Repeat each record below exactly, dropping the pictures.

- STORED RECORDS:
** BEGIN **
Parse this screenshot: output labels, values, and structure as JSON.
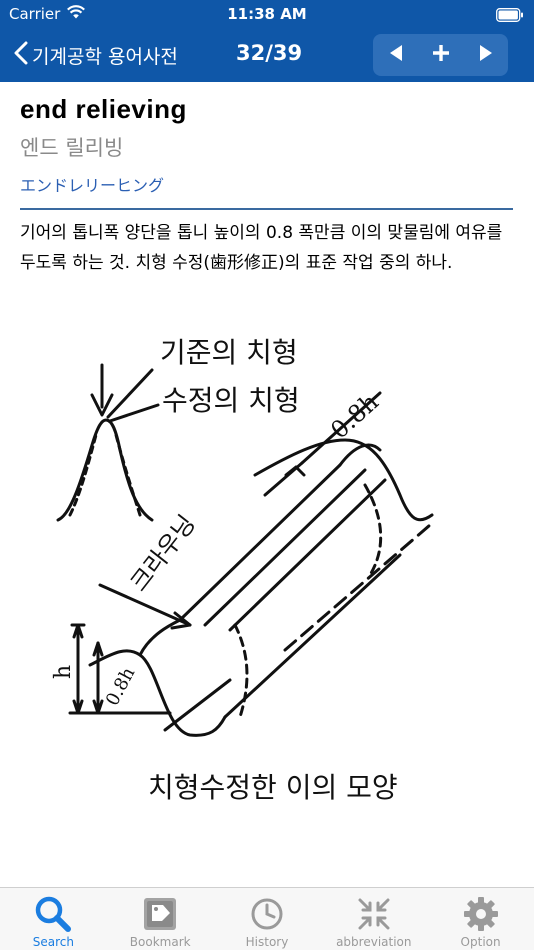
{
  "status_bar": {
    "carrier": "Carrier",
    "time": "11:38 AM"
  },
  "nav": {
    "back_label": "기계공학 용어사전",
    "counter": "32/39",
    "prev_icon": "triangle-left-icon",
    "add_icon": "plus-icon",
    "next_icon": "triangle-right-icon"
  },
  "entry": {
    "headword": "end relieving",
    "korean": "엔드 릴리빙",
    "japanese": "エンドレリーヒング",
    "definition": "기어의 톱니폭 양단을 톱니 높이의 0.8 폭만큼 이의 맞물림에 여유를 두도록 하는 것. 치형 수정(歯形修正)의 표준 작업 중의 하나."
  },
  "figure": {
    "label_reference": "기준의 치형",
    "label_modified": "수정의 치형",
    "label_crowning": "크라우닝",
    "label_08h_top": "0.8h",
    "label_08h_bottom": "0.8h",
    "label_h": "h",
    "caption": "치형수정한 이의 모양"
  },
  "tabs": [
    {
      "label": "Search",
      "icon": "search-icon",
      "active": true
    },
    {
      "label": "Bookmark",
      "icon": "bookmark-icon",
      "active": false
    },
    {
      "label": "History",
      "icon": "clock-icon",
      "active": false
    },
    {
      "label": "abbreviation",
      "icon": "compress-arrows-icon",
      "active": false
    },
    {
      "label": "Option",
      "icon": "gear-icon",
      "active": false
    }
  ],
  "colors": {
    "nav_background": "#0f57a8",
    "accent": "#1b7de0",
    "japanese_text": "#2b5fb3",
    "inactive_tab": "#9a9a9a"
  }
}
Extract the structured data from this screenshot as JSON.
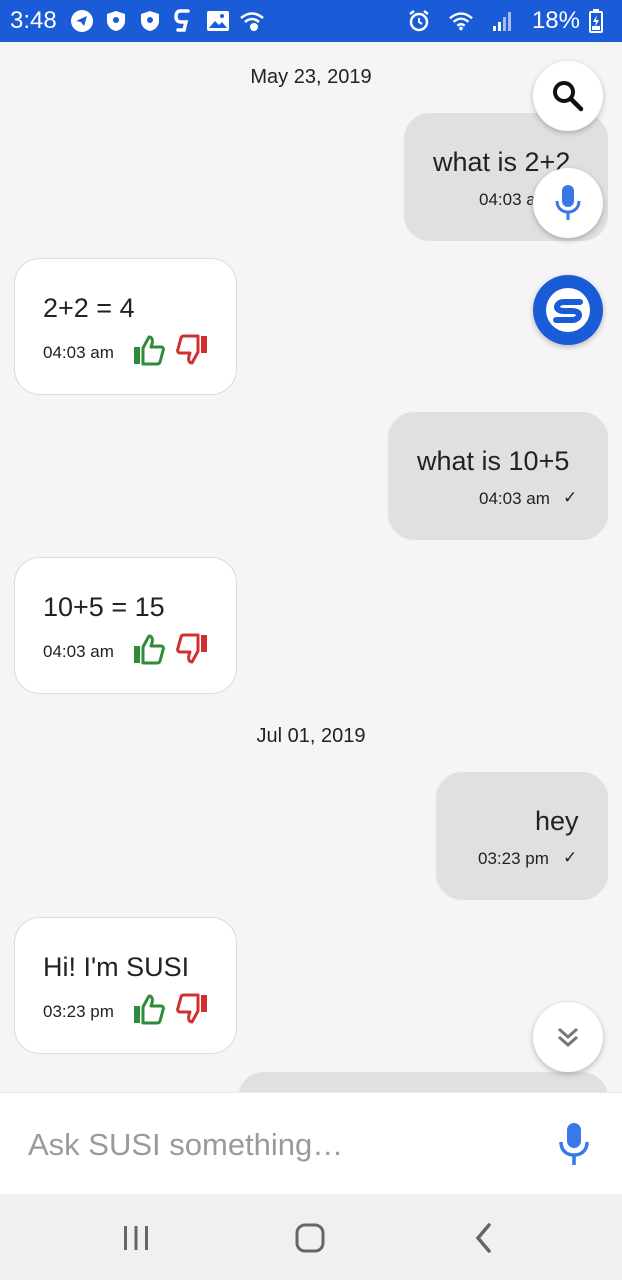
{
  "status_bar": {
    "time": "3:48",
    "battery": "18%",
    "left_icons": [
      "telegram-icon",
      "shield-icon",
      "shield-icon",
      "gaana-icon",
      "image-icon",
      "wifi-hotspot-icon"
    ],
    "right_icons": [
      "alarm-icon",
      "wifi-icon",
      "signal-icon",
      "battery-charging-icon"
    ]
  },
  "chat": {
    "dates": [
      "May 23, 2019",
      "Jul 01, 2019"
    ],
    "messages": [
      {
        "from": "user",
        "text": "what is 2+2",
        "time": "04:03 am"
      },
      {
        "from": "bot",
        "text": "2+2 = 4",
        "time": "04:03 am"
      },
      {
        "from": "user",
        "text": "what is 10+5",
        "time": "04:03 am"
      },
      {
        "from": "bot",
        "text": "10+5 = 15",
        "time": "04:03 am"
      },
      {
        "from": "user",
        "text": "hey",
        "time": "03:23 pm"
      },
      {
        "from": "bot",
        "text": "Hi! I'm SUSI",
        "time": "03:23 pm"
      }
    ],
    "check_mark": "✓"
  },
  "input": {
    "placeholder": "Ask SUSI something…",
    "value": ""
  },
  "colors": {
    "brand_blue": "#1a5bd8",
    "thumb_up": "#2e8b3a",
    "thumb_down": "#d03030",
    "mic_blue": "#3b78e7"
  }
}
** END **
- TASK SOLUTION:
Parse this screenshot: output labels, values, and structure as JSON.
{
  "status_bar": {
    "carrier": "Carrier",
    "time": "11:38 AM"
  },
  "nav": {
    "back_label": "기계공학 용어사전",
    "counter": "32/39",
    "prev_icon": "triangle-left-icon",
    "add_icon": "plus-icon",
    "next_icon": "triangle-right-icon"
  },
  "entry": {
    "headword": "end relieving",
    "korean": "엔드 릴리빙",
    "japanese": "エンドレリーヒング",
    "definition": "기어의 톱니폭 양단을 톱니 높이의 0.8 폭만큼 이의 맞물림에 여유를 두도록 하는 것. 치형 수정(歯形修正)의 표준 작업 중의 하나."
  },
  "figure": {
    "label_reference": "기준의 치형",
    "label_modified": "수정의 치형",
    "label_crowning": "크라우닝",
    "label_08h_top": "0.8h",
    "label_08h_bottom": "0.8h",
    "label_h": "h",
    "caption": "치형수정한 이의 모양"
  },
  "tabs": [
    {
      "label": "Search",
      "icon": "search-icon",
      "active": true
    },
    {
      "label": "Bookmark",
      "icon": "bookmark-icon",
      "active": false
    },
    {
      "label": "History",
      "icon": "clock-icon",
      "active": false
    },
    {
      "label": "abbreviation",
      "icon": "compress-arrows-icon",
      "active": false
    },
    {
      "label": "Option",
      "icon": "gear-icon",
      "active": false
    }
  ],
  "colors": {
    "nav_background": "#0f57a8",
    "accent": "#1b7de0",
    "japanese_text": "#2b5fb3",
    "inactive_tab": "#9a9a9a"
  }
}
Extract the structured data from this screenshot as JSON.
{
  "status_bar": {
    "time": "3:48",
    "battery": "18%",
    "left_icons": [
      "telegram-icon",
      "shield-icon",
      "shield-icon",
      "gaana-icon",
      "image-icon",
      "wifi-hotspot-icon"
    ],
    "right_icons": [
      "alarm-icon",
      "wifi-icon",
      "signal-icon",
      "battery-charging-icon"
    ]
  },
  "chat": {
    "dates": [
      "May 23, 2019",
      "Jul 01, 2019"
    ],
    "messages": [
      {
        "from": "user",
        "text": "what is 2+2",
        "time": "04:03 am"
      },
      {
        "from": "bot",
        "text": "2+2 = 4",
        "time": "04:03 am"
      },
      {
        "from": "user",
        "text": "what is 10+5",
        "time": "04:03 am"
      },
      {
        "from": "bot",
        "text": "10+5 = 15",
        "time": "04:03 am"
      },
      {
        "from": "user",
        "text": "hey",
        "time": "03:23 pm"
      },
      {
        "from": "bot",
        "text": "Hi! I'm SUSI",
        "time": "03:23 pm"
      }
    ],
    "check_mark": "✓"
  },
  "input": {
    "placeholder": "Ask SUSI something…",
    "value": ""
  },
  "colors": {
    "brand_blue": "#1a5bd8",
    "thumb_up": "#2e8b3a",
    "thumb_down": "#d03030",
    "mic_blue": "#3b78e7"
  }
}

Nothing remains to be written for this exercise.